begin
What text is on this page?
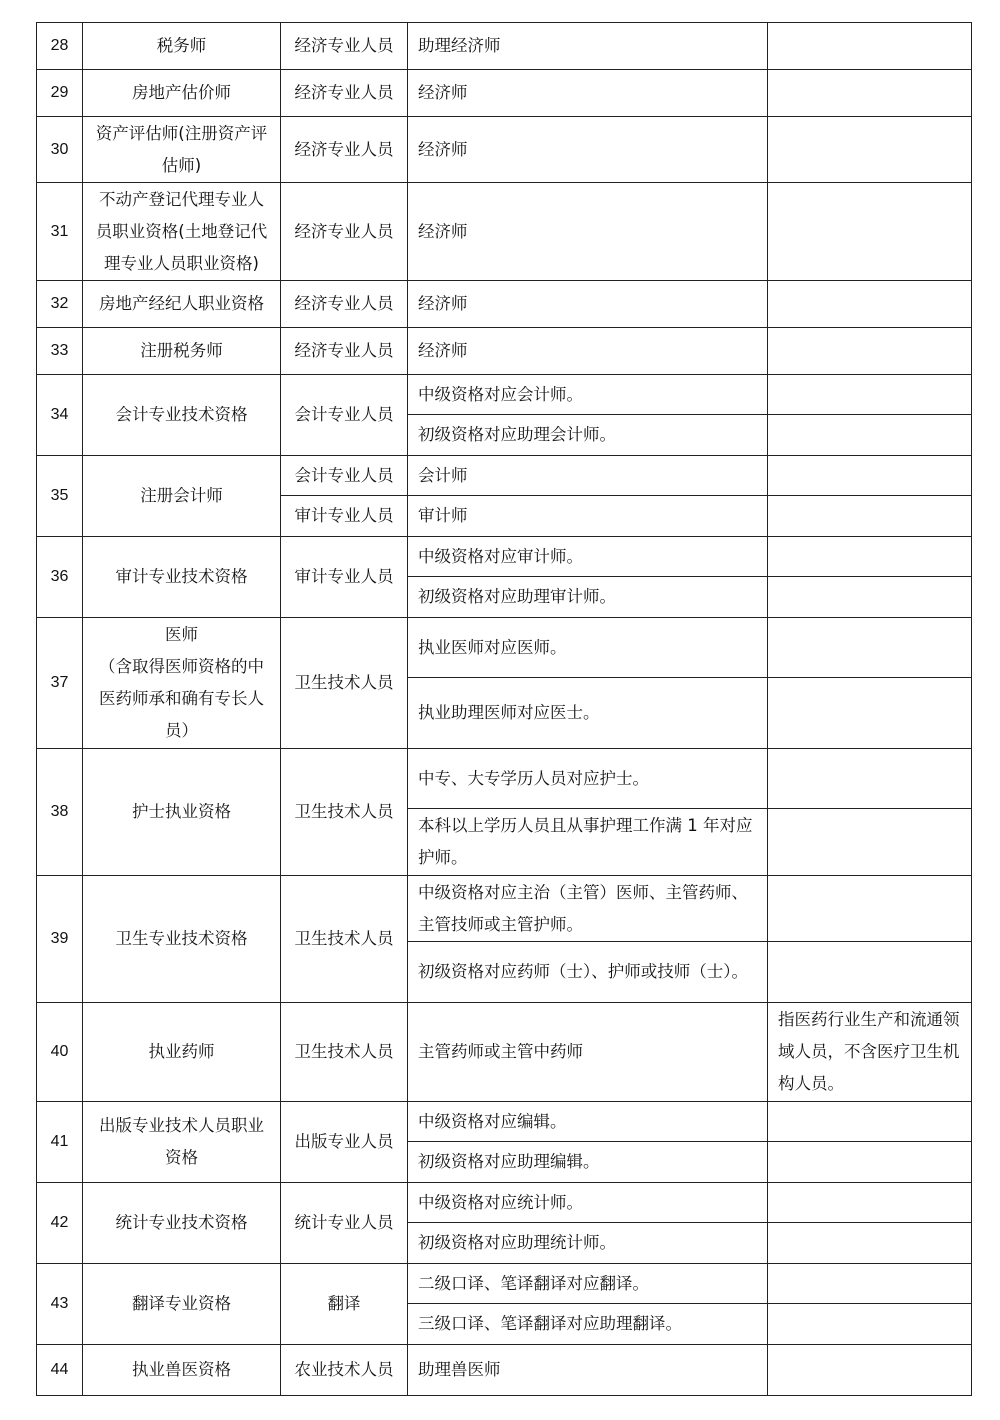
28	税务师	经济专业人员	助理经济师	
29	房地产估价师	经济专业人员	经济师	
30	资产评估师(注册资产评估师)	经济专业人员	经济师	
31	不动产登记代理专业人员职业资格(土地登记代理专业人员职业资格)	经济专业人员	经济师	
32	房地产经纪人职业资格	经济专业人员	经济师	
33	注册税务师	经济专业人员	经济师	
34	会计专业技术资格	会计专业人员	中级资格对应会计师。	
			初级资格对应助理会计师。	
35	注册会计师	会计专业人员	会计师	
		审计专业人员	审计师	
36	审计专业技术资格	审计专业人员	中级资格对应审计师。	
			初级资格对应助理审计师。	
37	医师
（含取得医师资格的中医药师承和确有专长人员）	卫生技术人员	执业医师对应医师。	
			执业助理医师对应医士。	
38	护士执业资格	卫生技术人员	中专、大专学历人员对应护士。	
			本科以上学历人员且从事护理工作满 1 年对应护师。	
39	卫生专业技术资格	卫生技术人员	中级资格对应主治（主管）医师、主管药师、主管技师或主管护师。	
			初级资格对应药师（士）、护师或技师（士）。	
40	执业药师	卫生技术人员	主管药师或主管中药师	指医药行业生产和流通领域人员，不含医疗卫生机构人员。
41	出版专业技术人员职业资格	出版专业人员	中级资格对应编辑。	
			初级资格对应助理编辑。	
42	统计专业技术资格	统计专业人员	中级资格对应统计师。	
			初级资格对应助理统计师。	
43	翻译专业资格	翻译	二级口译、笔译翻译对应翻译。	
			三级口译、笔译翻译对应助理翻译。	
44	执业兽医资格	农业技术人员	助理兽医师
end
Transcribe every line from the records above without alteration, and leave out the images.

What text is on this page?
28	税务师	经济专业人员	助理经济师	
29	房地产估价师	经济专业人员	经济师	
30	资产评估师(注册资产评估师)	经济专业人员	经济师	
31	不动产登记代理专业人员职业资格(土地登记代理专业人员职业资格)	经济专业人员	经济师	
32	房地产经纪人职业资格	经济专业人员	经济师	
33	注册税务师	经济专业人员	经济师	
34	会计专业技术资格	会计专业人员	中级资格对应会计师。	
			初级资格对应助理会计师。	
35	注册会计师	会计专业人员	会计师	
		审计专业人员	审计师	
36	审计专业技术资格	审计专业人员	中级资格对应审计师。	
			初级资格对应助理审计师。	
37	医师
（含取得医师资格的中医药师承和确有专长人员）	卫生技术人员	执业医师对应医师。	
			执业助理医师对应医士。	
38	护士执业资格	卫生技术人员	中专、大专学历人员对应护士。	
			本科以上学历人员且从事护理工作满 1 年对应护师。	
39	卫生专业技术资格	卫生技术人员	中级资格对应主治（主管）医师、主管药师、主管技师或主管护师。	
			初级资格对应药师（士）、护师或技师（士）。	
40	执业药师	卫生技术人员	主管药师或主管中药师	指医药行业生产和流通领域人员，不含医疗卫生机构人员。
41	出版专业技术人员职业资格	出版专业人员	中级资格对应编辑。	
			初级资格对应助理编辑。	
42	统计专业技术资格	统计专业人员	中级资格对应统计师。	
			初级资格对应助理统计师。	
43	翻译专业资格	翻译	二级口译、笔译翻译对应翻译。	
			三级口译、笔译翻译对应助理翻译。	
44	执业兽医资格	农业技术人员	助理兽医师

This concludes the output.